- [What you will do] Can you transcribe every line exactly and leave the pictures behind?

- [Excerpted data]

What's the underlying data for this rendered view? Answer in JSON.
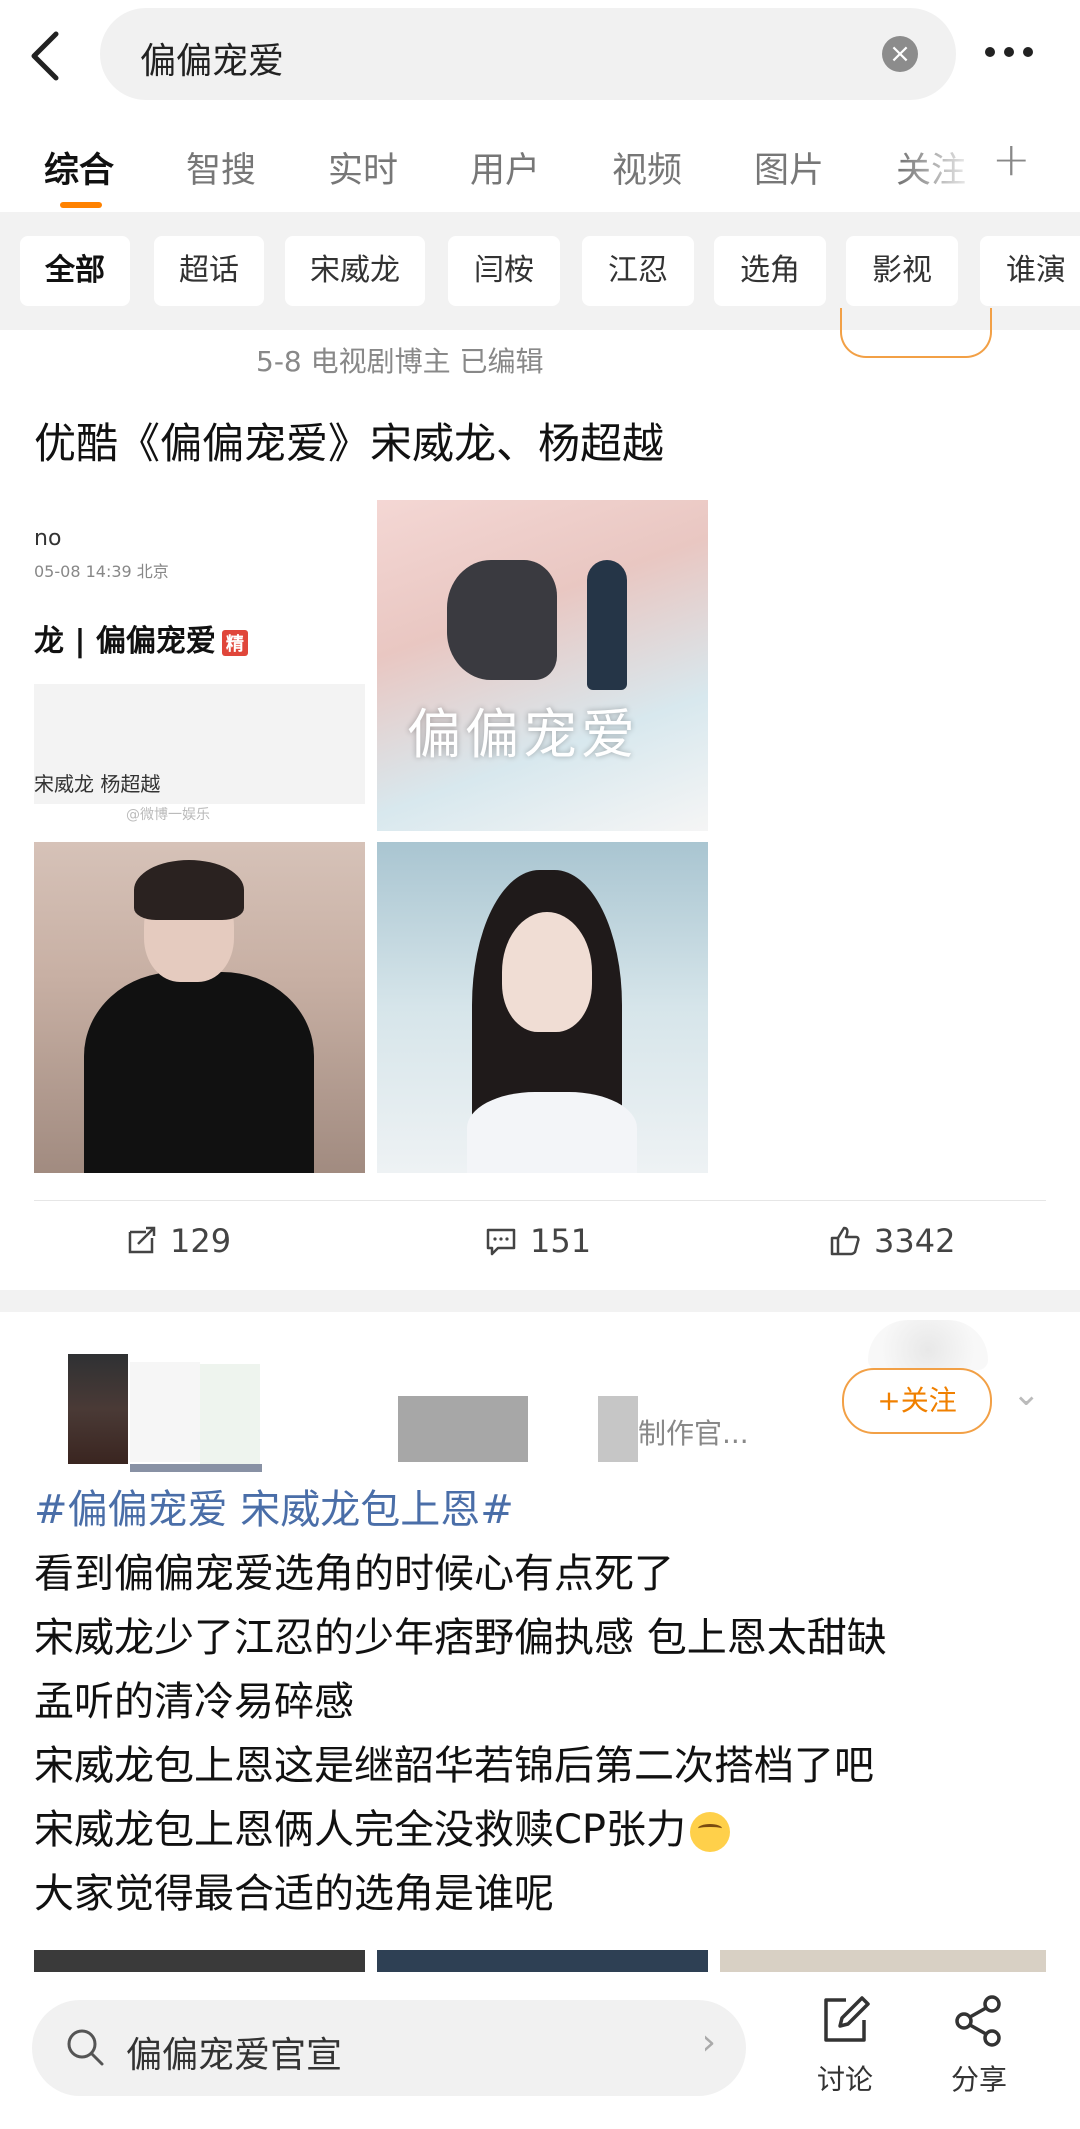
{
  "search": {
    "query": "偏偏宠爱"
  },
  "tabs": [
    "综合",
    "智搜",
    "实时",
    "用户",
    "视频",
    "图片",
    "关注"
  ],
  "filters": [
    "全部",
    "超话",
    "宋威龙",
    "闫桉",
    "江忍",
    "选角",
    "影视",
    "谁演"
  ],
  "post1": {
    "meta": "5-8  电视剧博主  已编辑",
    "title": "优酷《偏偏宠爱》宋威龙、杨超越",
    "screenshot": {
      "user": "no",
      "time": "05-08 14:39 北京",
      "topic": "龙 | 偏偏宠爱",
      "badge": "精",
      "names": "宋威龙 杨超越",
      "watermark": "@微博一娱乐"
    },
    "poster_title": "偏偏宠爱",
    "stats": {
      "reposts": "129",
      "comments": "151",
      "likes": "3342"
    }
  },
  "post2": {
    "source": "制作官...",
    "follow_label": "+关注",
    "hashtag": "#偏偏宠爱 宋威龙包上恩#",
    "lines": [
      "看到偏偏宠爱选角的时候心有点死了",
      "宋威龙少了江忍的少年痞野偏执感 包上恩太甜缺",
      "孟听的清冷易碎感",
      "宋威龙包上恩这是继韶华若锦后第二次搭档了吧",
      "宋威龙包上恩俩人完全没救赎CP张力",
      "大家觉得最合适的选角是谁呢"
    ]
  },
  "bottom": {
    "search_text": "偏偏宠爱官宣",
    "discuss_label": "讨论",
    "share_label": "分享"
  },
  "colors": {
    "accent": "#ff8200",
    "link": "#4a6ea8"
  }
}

- [Solution below]
What's the underlying data for this rendered view? Answer in JSON.
{
  "search": {
    "query": "偏偏宠爱"
  },
  "tabs": [
    "综合",
    "智搜",
    "实时",
    "用户",
    "视频",
    "图片",
    "关注"
  ],
  "filters": [
    "全部",
    "超话",
    "宋威龙",
    "闫桉",
    "江忍",
    "选角",
    "影视",
    "谁演"
  ],
  "post1": {
    "meta": "5-8  电视剧博主  已编辑",
    "title": "优酷《偏偏宠爱》宋威龙、杨超越",
    "screenshot": {
      "user": "no",
      "time": "05-08 14:39 北京",
      "topic": "龙 | 偏偏宠爱",
      "badge": "精",
      "names": "宋威龙 杨超越",
      "watermark": "@微博一娱乐"
    },
    "poster_title": "偏偏宠爱",
    "stats": {
      "reposts": "129",
      "comments": "151",
      "likes": "3342"
    }
  },
  "post2": {
    "source": "制作官...",
    "follow_label": "+关注",
    "hashtag": "#偏偏宠爱 宋威龙包上恩#",
    "lines": [
      "看到偏偏宠爱选角的时候心有点死了",
      "宋威龙少了江忍的少年痞野偏执感 包上恩太甜缺",
      "孟听的清冷易碎感",
      "宋威龙包上恩这是继韶华若锦后第二次搭档了吧",
      "宋威龙包上恩俩人完全没救赎CP张力",
      "大家觉得最合适的选角是谁呢"
    ]
  },
  "bottom": {
    "search_text": "偏偏宠爱官宣",
    "discuss_label": "讨论",
    "share_label": "分享"
  },
  "colors": {
    "accent": "#ff8200",
    "link": "#4a6ea8"
  }
}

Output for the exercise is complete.